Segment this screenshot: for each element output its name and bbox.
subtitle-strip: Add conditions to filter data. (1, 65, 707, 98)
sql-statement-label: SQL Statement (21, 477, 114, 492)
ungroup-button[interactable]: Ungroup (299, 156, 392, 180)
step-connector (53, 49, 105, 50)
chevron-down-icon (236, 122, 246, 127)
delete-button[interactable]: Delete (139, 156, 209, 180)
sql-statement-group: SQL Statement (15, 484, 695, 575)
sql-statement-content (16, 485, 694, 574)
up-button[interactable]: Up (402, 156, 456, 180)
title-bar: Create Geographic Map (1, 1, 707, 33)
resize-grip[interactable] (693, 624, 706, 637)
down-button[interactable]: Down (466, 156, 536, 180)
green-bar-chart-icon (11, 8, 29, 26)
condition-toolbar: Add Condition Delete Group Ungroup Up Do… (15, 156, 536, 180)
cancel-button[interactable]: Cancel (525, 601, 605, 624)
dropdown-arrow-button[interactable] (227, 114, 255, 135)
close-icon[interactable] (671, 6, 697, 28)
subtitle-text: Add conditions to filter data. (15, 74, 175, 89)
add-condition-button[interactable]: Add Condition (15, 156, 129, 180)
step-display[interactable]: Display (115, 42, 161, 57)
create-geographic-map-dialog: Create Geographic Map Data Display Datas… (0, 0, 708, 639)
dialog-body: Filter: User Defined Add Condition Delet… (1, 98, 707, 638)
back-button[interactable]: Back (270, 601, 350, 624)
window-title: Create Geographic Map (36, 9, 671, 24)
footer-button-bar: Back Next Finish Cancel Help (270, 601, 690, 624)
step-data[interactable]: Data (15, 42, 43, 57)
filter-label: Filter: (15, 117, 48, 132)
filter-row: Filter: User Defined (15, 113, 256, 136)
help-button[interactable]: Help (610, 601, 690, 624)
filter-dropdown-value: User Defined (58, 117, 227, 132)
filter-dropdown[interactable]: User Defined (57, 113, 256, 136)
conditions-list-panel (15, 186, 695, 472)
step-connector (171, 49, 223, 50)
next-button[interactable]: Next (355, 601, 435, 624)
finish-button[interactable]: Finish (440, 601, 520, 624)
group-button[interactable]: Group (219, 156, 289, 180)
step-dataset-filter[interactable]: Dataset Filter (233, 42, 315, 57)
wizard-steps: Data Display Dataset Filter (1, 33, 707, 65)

★ ★ ★ ★ ★ ★ ★

Required work
Return the records verbatim from their first line through the line containing "filter-dropdown-value: User Defined", both ends included.

Completed task
Segment this screenshot: for each element output its name and bbox.
subtitle-strip: Add conditions to filter data. (1, 65, 707, 98)
sql-statement-label: SQL Statement (21, 477, 114, 492)
ungroup-button[interactable]: Ungroup (299, 156, 392, 180)
step-connector (53, 49, 105, 50)
chevron-down-icon (236, 122, 246, 127)
delete-button[interactable]: Delete (139, 156, 209, 180)
sql-statement-group: SQL Statement (15, 484, 695, 575)
sql-statement-content (16, 485, 694, 574)
up-button[interactable]: Up (402, 156, 456, 180)
title-bar: Create Geographic Map (1, 1, 707, 33)
resize-grip[interactable] (693, 624, 706, 637)
down-button[interactable]: Down (466, 156, 536, 180)
green-bar-chart-icon (11, 8, 29, 26)
condition-toolbar: Add Condition Delete Group Ungroup Up Do… (15, 156, 536, 180)
cancel-button[interactable]: Cancel (525, 601, 605, 624)
dropdown-arrow-button[interactable] (227, 114, 255, 135)
close-icon[interactable] (671, 6, 697, 28)
subtitle-text: Add conditions to filter data. (15, 74, 175, 89)
add-condition-button[interactable]: Add Condition (15, 156, 129, 180)
step-display[interactable]: Display (115, 42, 161, 57)
create-geographic-map-dialog: Create Geographic Map Data Display Datas… (0, 0, 708, 639)
dialog-body: Filter: User Defined Add Condition Delet… (1, 98, 707, 638)
back-button[interactable]: Back (270, 601, 350, 624)
window-title: Create Geographic Map (36, 9, 671, 24)
footer-button-bar: Back Next Finish Cancel Help (270, 601, 690, 624)
step-data[interactable]: Data (15, 42, 43, 57)
filter-label: Filter: (15, 117, 48, 132)
filter-row: Filter: User Defined (15, 113, 256, 136)
help-button[interactable]: Help (610, 601, 690, 624)
filter-dropdown-value: User Defined (58, 117, 227, 132)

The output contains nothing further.